Data tied to figure images
----
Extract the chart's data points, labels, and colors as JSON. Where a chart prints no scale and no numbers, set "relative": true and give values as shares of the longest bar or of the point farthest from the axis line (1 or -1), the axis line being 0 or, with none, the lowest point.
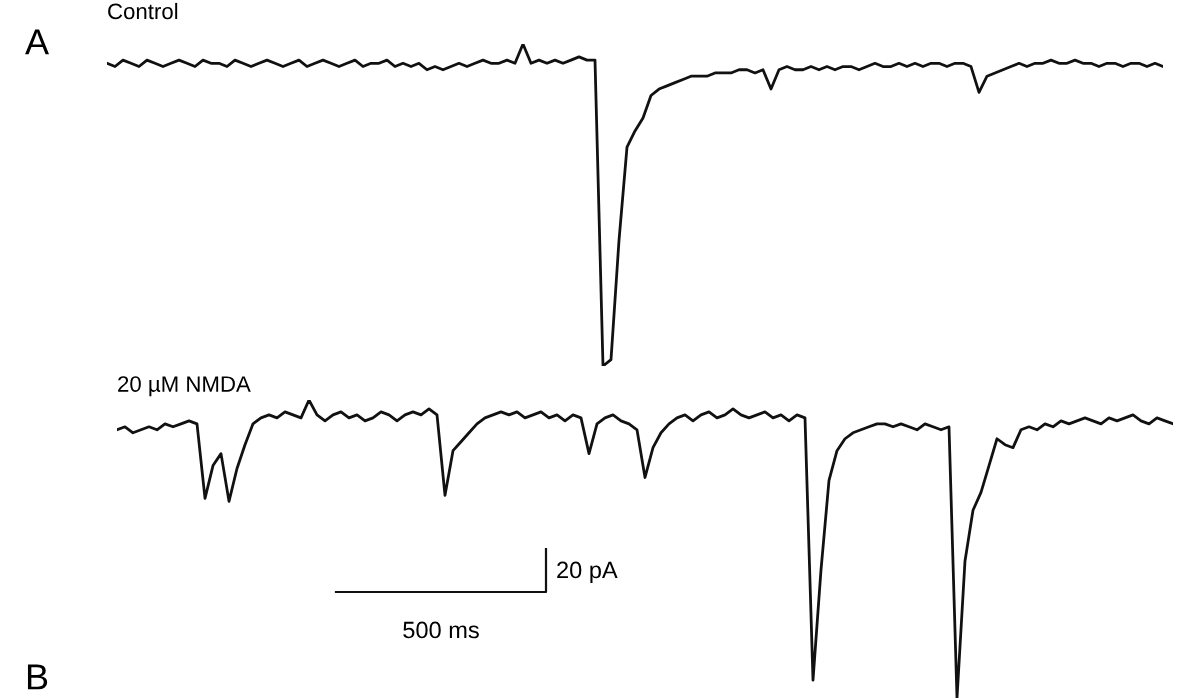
{
  "chart_data": [
    {
      "type": "line",
      "relative": true,
      "title": "Control",
      "color": "#111111",
      "line_style": "solid",
      "annotations": [
        "A"
      ],
      "categories": [
        null,
        null,
        null,
        null,
        null,
        null,
        null,
        null,
        null,
        null,
        null,
        null,
        null,
        null,
        null,
        null,
        null,
        null,
        null,
        null,
        null,
        null,
        null,
        null,
        null,
        null,
        null,
        null,
        null,
        null,
        null,
        null,
        null,
        null,
        null,
        null,
        null,
        null,
        null,
        null,
        null,
        null,
        null,
        null,
        null,
        null,
        null,
        null,
        null,
        null,
        null,
        null,
        null,
        null,
        null,
        null,
        null,
        null,
        null,
        null,
        null,
        null,
        null,
        null,
        null,
        null,
        null,
        null,
        null,
        null,
        null,
        null,
        null,
        null,
        null,
        null,
        null,
        null,
        null,
        null,
        null,
        null,
        null,
        null,
        null,
        null,
        null,
        null,
        null,
        null,
        null,
        null,
        null,
        null,
        null,
        null,
        null,
        null,
        null,
        null,
        null,
        null,
        null,
        null,
        null,
        null,
        null,
        null,
        null,
        null,
        null,
        null,
        null,
        null,
        null,
        null,
        null,
        null,
        null,
        null,
        null,
        null,
        null,
        null,
        null,
        null,
        null,
        null,
        null,
        null,
        null,
        null,
        null
      ],
      "values": [
        0.94,
        0.93,
        0.95,
        0.94,
        0.93,
        0.95,
        0.94,
        0.93,
        0.94,
        0.95,
        0.94,
        0.93,
        0.95,
        0.94,
        0.94,
        0.93,
        0.95,
        0.94,
        0.93,
        0.94,
        0.95,
        0.94,
        0.93,
        0.94,
        0.95,
        0.93,
        0.94,
        0.95,
        0.94,
        0.93,
        0.94,
        0.95,
        0.93,
        0.94,
        0.94,
        0.95,
        0.93,
        0.94,
        0.93,
        0.94,
        0.92,
        0.93,
        0.92,
        0.93,
        0.94,
        0.93,
        0.94,
        0.95,
        0.94,
        0.94,
        0.95,
        0.94,
        1.0,
        0.94,
        0.95,
        0.94,
        0.95,
        0.94,
        0.95,
        0.96,
        0.95,
        0.95,
        0.0,
        0.02,
        0.39,
        0.68,
        0.73,
        0.77,
        0.84,
        0.86,
        0.87,
        0.88,
        0.89,
        0.9,
        0.9,
        0.9,
        0.91,
        0.91,
        0.91,
        0.92,
        0.92,
        0.91,
        0.92,
        0.86,
        0.92,
        0.93,
        0.92,
        0.92,
        0.93,
        0.92,
        0.93,
        0.92,
        0.93,
        0.93,
        0.92,
        0.93,
        0.94,
        0.93,
        0.93,
        0.94,
        0.93,
        0.94,
        0.93,
        0.94,
        0.94,
        0.93,
        0.94,
        0.94,
        0.93,
        0.85,
        0.9,
        0.91,
        0.92,
        0.93,
        0.94,
        0.93,
        0.94,
        0.94,
        0.95,
        0.94,
        0.94,
        0.95,
        0.94,
        0.94,
        0.93,
        0.94,
        0.94,
        0.93,
        0.94,
        0.94,
        0.93,
        0.94,
        0.93
      ]
    },
    {
      "type": "line",
      "relative": true,
      "title": "20 µM NMDA",
      "color": "#111111",
      "line_style": "solid",
      "annotations": [
        "B",
        "20 pA",
        "500 ms"
      ],
      "categories": [
        null,
        null,
        null,
        null,
        null,
        null,
        null,
        null,
        null,
        null,
        null,
        null,
        null,
        null,
        null,
        null,
        null,
        null,
        null,
        null,
        null,
        null,
        null,
        null,
        null,
        null,
        null,
        null,
        null,
        null,
        null,
        null,
        null,
        null,
        null,
        null,
        null,
        null,
        null,
        null,
        null,
        null,
        null,
        null,
        null,
        null,
        null,
        null,
        null,
        null,
        null,
        null,
        null,
        null,
        null,
        null,
        null,
        null,
        null,
        null,
        null,
        null,
        null,
        null,
        null,
        null,
        null,
        null,
        null,
        null,
        null,
        null,
        null,
        null,
        null,
        null,
        null,
        null,
        null,
        null,
        null,
        null,
        null,
        null,
        null,
        null,
        null,
        null,
        null,
        null,
        null,
        null,
        null,
        null,
        null,
        null,
        null,
        null,
        null,
        null,
        null,
        null,
        null,
        null,
        null,
        null,
        null,
        null,
        null,
        null,
        null,
        null,
        null,
        null,
        null,
        null,
        null,
        null,
        null,
        null,
        null,
        null,
        null,
        null,
        null,
        null,
        null,
        null,
        null,
        null,
        null,
        null,
        null
      ],
      "values": [
        0.9,
        0.91,
        0.89,
        0.9,
        0.91,
        0.9,
        0.92,
        0.91,
        0.92,
        0.93,
        0.92,
        0.67,
        0.78,
        0.82,
        0.66,
        0.77,
        0.85,
        0.92,
        0.94,
        0.95,
        0.94,
        0.96,
        0.95,
        0.94,
        1.0,
        0.95,
        0.93,
        0.95,
        0.96,
        0.94,
        0.95,
        0.93,
        0.94,
        0.96,
        0.95,
        0.93,
        0.95,
        0.96,
        0.95,
        0.97,
        0.95,
        0.68,
        0.83,
        0.86,
        0.89,
        0.92,
        0.94,
        0.95,
        0.96,
        0.95,
        0.96,
        0.94,
        0.95,
        0.96,
        0.94,
        0.95,
        0.93,
        0.95,
        0.94,
        0.82,
        0.92,
        0.94,
        0.95,
        0.93,
        0.92,
        0.9,
        0.74,
        0.84,
        0.89,
        0.92,
        0.94,
        0.95,
        0.93,
        0.95,
        0.96,
        0.94,
        0.95,
        0.97,
        0.95,
        0.94,
        0.95,
        0.96,
        0.94,
        0.95,
        0.93,
        0.95,
        0.94,
        0.06,
        0.43,
        0.73,
        0.83,
        0.87,
        0.89,
        0.9,
        0.91,
        0.92,
        0.92,
        0.91,
        0.92,
        0.91,
        0.9,
        0.92,
        0.91,
        0.9,
        0.91,
        0.0,
        0.46,
        0.63,
        0.69,
        0.78,
        0.87,
        0.85,
        0.84,
        0.9,
        0.91,
        0.9,
        0.92,
        0.91,
        0.93,
        0.92,
        0.93,
        0.94,
        0.93,
        0.92,
        0.94,
        0.93,
        0.94,
        0.95,
        0.93,
        0.92,
        0.94,
        0.93,
        0.92
      ]
    }
  ]
}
----
Without the pictures, print the records in full, exactly as they appear.

Extract the chart's data points, labels, and colors as JSON. Where a chart prints no scale and no numbers, set "relative": true and give values as shares of the longest bar or of the point farthest from the axis line (1 or -1), the axis line being 0 or, with none, the lowest point.
{
  "chart_data": [
    {
      "type": "line",
      "relative": true,
      "title": "Control",
      "color": "#111111",
      "line_style": "solid",
      "annotations": [
        "A"
      ],
      "categories": [
        null,
        null,
        null,
        null,
        null,
        null,
        null,
        null,
        null,
        null,
        null,
        null,
        null,
        null,
        null,
        null,
        null,
        null,
        null,
        null,
        null,
        null,
        null,
        null,
        null,
        null,
        null,
        null,
        null,
        null,
        null,
        null,
        null,
        null,
        null,
        null,
        null,
        null,
        null,
        null,
        null,
        null,
        null,
        null,
        null,
        null,
        null,
        null,
        null,
        null,
        null,
        null,
        null,
        null,
        null,
        null,
        null,
        null,
        null,
        null,
        null,
        null,
        null,
        null,
        null,
        null,
        null,
        null,
        null,
        null,
        null,
        null,
        null,
        null,
        null,
        null,
        null,
        null,
        null,
        null,
        null,
        null,
        null,
        null,
        null,
        null,
        null,
        null,
        null,
        null,
        null,
        null,
        null,
        null,
        null,
        null,
        null,
        null,
        null,
        null,
        null,
        null,
        null,
        null,
        null,
        null,
        null,
        null,
        null,
        null,
        null,
        null,
        null,
        null,
        null,
        null,
        null,
        null,
        null,
        null,
        null,
        null,
        null,
        null,
        null,
        null,
        null,
        null,
        null,
        null,
        null,
        null,
        null
      ],
      "values": [
        0.94,
        0.93,
        0.95,
        0.94,
        0.93,
        0.95,
        0.94,
        0.93,
        0.94,
        0.95,
        0.94,
        0.93,
        0.95,
        0.94,
        0.94,
        0.93,
        0.95,
        0.94,
        0.93,
        0.94,
        0.95,
        0.94,
        0.93,
        0.94,
        0.95,
        0.93,
        0.94,
        0.95,
        0.94,
        0.93,
        0.94,
        0.95,
        0.93,
        0.94,
        0.94,
        0.95,
        0.93,
        0.94,
        0.93,
        0.94,
        0.92,
        0.93,
        0.92,
        0.93,
        0.94,
        0.93,
        0.94,
        0.95,
        0.94,
        0.94,
        0.95,
        0.94,
        1.0,
        0.94,
        0.95,
        0.94,
        0.95,
        0.94,
        0.95,
        0.96,
        0.95,
        0.95,
        0.0,
        0.02,
        0.39,
        0.68,
        0.73,
        0.77,
        0.84,
        0.86,
        0.87,
        0.88,
        0.89,
        0.9,
        0.9,
        0.9,
        0.91,
        0.91,
        0.91,
        0.92,
        0.92,
        0.91,
        0.92,
        0.86,
        0.92,
        0.93,
        0.92,
        0.92,
        0.93,
        0.92,
        0.93,
        0.92,
        0.93,
        0.93,
        0.92,
        0.93,
        0.94,
        0.93,
        0.93,
        0.94,
        0.93,
        0.94,
        0.93,
        0.94,
        0.94,
        0.93,
        0.94,
        0.94,
        0.93,
        0.85,
        0.9,
        0.91,
        0.92,
        0.93,
        0.94,
        0.93,
        0.94,
        0.94,
        0.95,
        0.94,
        0.94,
        0.95,
        0.94,
        0.94,
        0.93,
        0.94,
        0.94,
        0.93,
        0.94,
        0.94,
        0.93,
        0.94,
        0.93
      ]
    },
    {
      "type": "line",
      "relative": true,
      "title": "20 µM NMDA",
      "color": "#111111",
      "line_style": "solid",
      "annotations": [
        "B",
        "20 pA",
        "500 ms"
      ],
      "categories": [
        null,
        null,
        null,
        null,
        null,
        null,
        null,
        null,
        null,
        null,
        null,
        null,
        null,
        null,
        null,
        null,
        null,
        null,
        null,
        null,
        null,
        null,
        null,
        null,
        null,
        null,
        null,
        null,
        null,
        null,
        null,
        null,
        null,
        null,
        null,
        null,
        null,
        null,
        null,
        null,
        null,
        null,
        null,
        null,
        null,
        null,
        null,
        null,
        null,
        null,
        null,
        null,
        null,
        null,
        null,
        null,
        null,
        null,
        null,
        null,
        null,
        null,
        null,
        null,
        null,
        null,
        null,
        null,
        null,
        null,
        null,
        null,
        null,
        null,
        null,
        null,
        null,
        null,
        null,
        null,
        null,
        null,
        null,
        null,
        null,
        null,
        null,
        null,
        null,
        null,
        null,
        null,
        null,
        null,
        null,
        null,
        null,
        null,
        null,
        null,
        null,
        null,
        null,
        null,
        null,
        null,
        null,
        null,
        null,
        null,
        null,
        null,
        null,
        null,
        null,
        null,
        null,
        null,
        null,
        null,
        null,
        null,
        null,
        null,
        null,
        null,
        null,
        null,
        null,
        null,
        null,
        null,
        null
      ],
      "values": [
        0.9,
        0.91,
        0.89,
        0.9,
        0.91,
        0.9,
        0.92,
        0.91,
        0.92,
        0.93,
        0.92,
        0.67,
        0.78,
        0.82,
        0.66,
        0.77,
        0.85,
        0.92,
        0.94,
        0.95,
        0.94,
        0.96,
        0.95,
        0.94,
        1.0,
        0.95,
        0.93,
        0.95,
        0.96,
        0.94,
        0.95,
        0.93,
        0.94,
        0.96,
        0.95,
        0.93,
        0.95,
        0.96,
        0.95,
        0.97,
        0.95,
        0.68,
        0.83,
        0.86,
        0.89,
        0.92,
        0.94,
        0.95,
        0.96,
        0.95,
        0.96,
        0.94,
        0.95,
        0.96,
        0.94,
        0.95,
        0.93,
        0.95,
        0.94,
        0.82,
        0.92,
        0.94,
        0.95,
        0.93,
        0.92,
        0.9,
        0.74,
        0.84,
        0.89,
        0.92,
        0.94,
        0.95,
        0.93,
        0.95,
        0.96,
        0.94,
        0.95,
        0.97,
        0.95,
        0.94,
        0.95,
        0.96,
        0.94,
        0.95,
        0.93,
        0.95,
        0.94,
        0.06,
        0.43,
        0.73,
        0.83,
        0.87,
        0.89,
        0.9,
        0.91,
        0.92,
        0.92,
        0.91,
        0.92,
        0.91,
        0.9,
        0.92,
        0.91,
        0.9,
        0.91,
        0.0,
        0.46,
        0.63,
        0.69,
        0.78,
        0.87,
        0.85,
        0.84,
        0.9,
        0.91,
        0.9,
        0.92,
        0.91,
        0.93,
        0.92,
        0.93,
        0.94,
        0.93,
        0.92,
        0.94,
        0.93,
        0.94,
        0.95,
        0.93,
        0.92,
        0.94,
        0.93,
        0.92
      ]
    }
  ]
}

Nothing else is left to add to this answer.